▶ [TO BE DONE]
Please transcribe the data below exactly. Leave the pictures out.

▶ [RECORDS SHOWN]
★ ★ ★ ★ ★ ★ ★

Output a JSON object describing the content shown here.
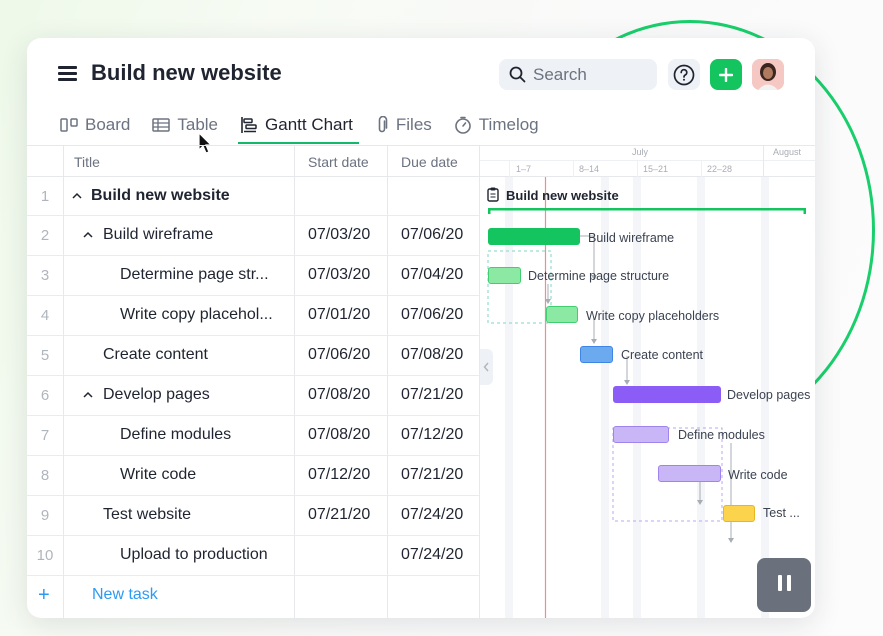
{
  "header": {
    "title": "Build new website",
    "search_placeholder": "Search"
  },
  "tabs": [
    {
      "label": "Board",
      "icon": "board-icon"
    },
    {
      "label": "Table",
      "icon": "table-icon"
    },
    {
      "label": "Gantt Chart",
      "icon": "gantt-icon",
      "active": true
    },
    {
      "label": "Files",
      "icon": "paperclip-icon"
    },
    {
      "label": "Timelog",
      "icon": "stopwatch-icon"
    }
  ],
  "grid": {
    "columns": [
      "Title",
      "Start date",
      "Due date"
    ],
    "rows": [
      {
        "num": "1",
        "title": "Build new website",
        "start": "",
        "due": ""
      },
      {
        "num": "2",
        "title": "Build wireframe",
        "start": "07/03/20",
        "due": "07/06/20"
      },
      {
        "num": "3",
        "title": "Determine page str...",
        "start": "07/03/20",
        "due": "07/04/20"
      },
      {
        "num": "4",
        "title": "Write copy placehol...",
        "start": "07/01/20",
        "due": "07/06/20"
      },
      {
        "num": "5",
        "title": "Create content",
        "start": "07/06/20",
        "due": "07/08/20"
      },
      {
        "num": "6",
        "title": "Develop pages",
        "start": "07/08/20",
        "due": "07/21/20"
      },
      {
        "num": "7",
        "title": "Define modules",
        "start": "07/08/20",
        "due": "07/12/20"
      },
      {
        "num": "8",
        "title": "Write code",
        "start": "07/12/20",
        "due": "07/21/20"
      },
      {
        "num": "9",
        "title": "Test website",
        "start": "07/21/20",
        "due": "07/24/20"
      },
      {
        "num": "10",
        "title": "Upload to production",
        "start": "",
        "due": "07/24/20"
      }
    ],
    "new_task_label": "New task"
  },
  "gantt": {
    "months": [
      "July",
      "August"
    ],
    "weeks": [
      "1–7",
      "8–14",
      "15–21",
      "22–28"
    ],
    "project_label": "Build new website",
    "bar_labels": [
      "Build wireframe",
      "Determine page structure",
      "Write copy placeholders",
      "Create content",
      "Develop pages",
      "Define modules",
      "Write code",
      "Test ..."
    ]
  },
  "colors": {
    "accent_green": "#14c45e",
    "link_blue": "#2b9af3",
    "develop_purple": "#8b5cf6",
    "test_yellow": "#fcd34d"
  }
}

★ ★ ★ ★ ★ ★ ★

▶ [ANSWER TO THE PROBLEM]
Output a JSON object describing the content shown here.
{
  "header": {
    "title": "Build new website",
    "search_placeholder": "Search"
  },
  "tabs": [
    {
      "label": "Board",
      "icon": "board-icon"
    },
    {
      "label": "Table",
      "icon": "table-icon"
    },
    {
      "label": "Gantt Chart",
      "icon": "gantt-icon",
      "active": true
    },
    {
      "label": "Files",
      "icon": "paperclip-icon"
    },
    {
      "label": "Timelog",
      "icon": "stopwatch-icon"
    }
  ],
  "grid": {
    "columns": [
      "Title",
      "Start date",
      "Due date"
    ],
    "rows": [
      {
        "num": "1",
        "title": "Build new website",
        "start": "",
        "due": ""
      },
      {
        "num": "2",
        "title": "Build wireframe",
        "start": "07/03/20",
        "due": "07/06/20"
      },
      {
        "num": "3",
        "title": "Determine page str...",
        "start": "07/03/20",
        "due": "07/04/20"
      },
      {
        "num": "4",
        "title": "Write copy placehol...",
        "start": "07/01/20",
        "due": "07/06/20"
      },
      {
        "num": "5",
        "title": "Create content",
        "start": "07/06/20",
        "due": "07/08/20"
      },
      {
        "num": "6",
        "title": "Develop pages",
        "start": "07/08/20",
        "due": "07/21/20"
      },
      {
        "num": "7",
        "title": "Define modules",
        "start": "07/08/20",
        "due": "07/12/20"
      },
      {
        "num": "8",
        "title": "Write code",
        "start": "07/12/20",
        "due": "07/21/20"
      },
      {
        "num": "9",
        "title": "Test website",
        "start": "07/21/20",
        "due": "07/24/20"
      },
      {
        "num": "10",
        "title": "Upload to production",
        "start": "",
        "due": "07/24/20"
      }
    ],
    "new_task_label": "New task"
  },
  "gantt": {
    "months": [
      "July",
      "August"
    ],
    "weeks": [
      "1–7",
      "8–14",
      "15–21",
      "22–28"
    ],
    "project_label": "Build new website",
    "bar_labels": [
      "Build wireframe",
      "Determine page structure",
      "Write copy placeholders",
      "Create content",
      "Develop pages",
      "Define modules",
      "Write code",
      "Test ..."
    ]
  },
  "colors": {
    "accent_green": "#14c45e",
    "link_blue": "#2b9af3",
    "develop_purple": "#8b5cf6",
    "test_yellow": "#fcd34d"
  }
}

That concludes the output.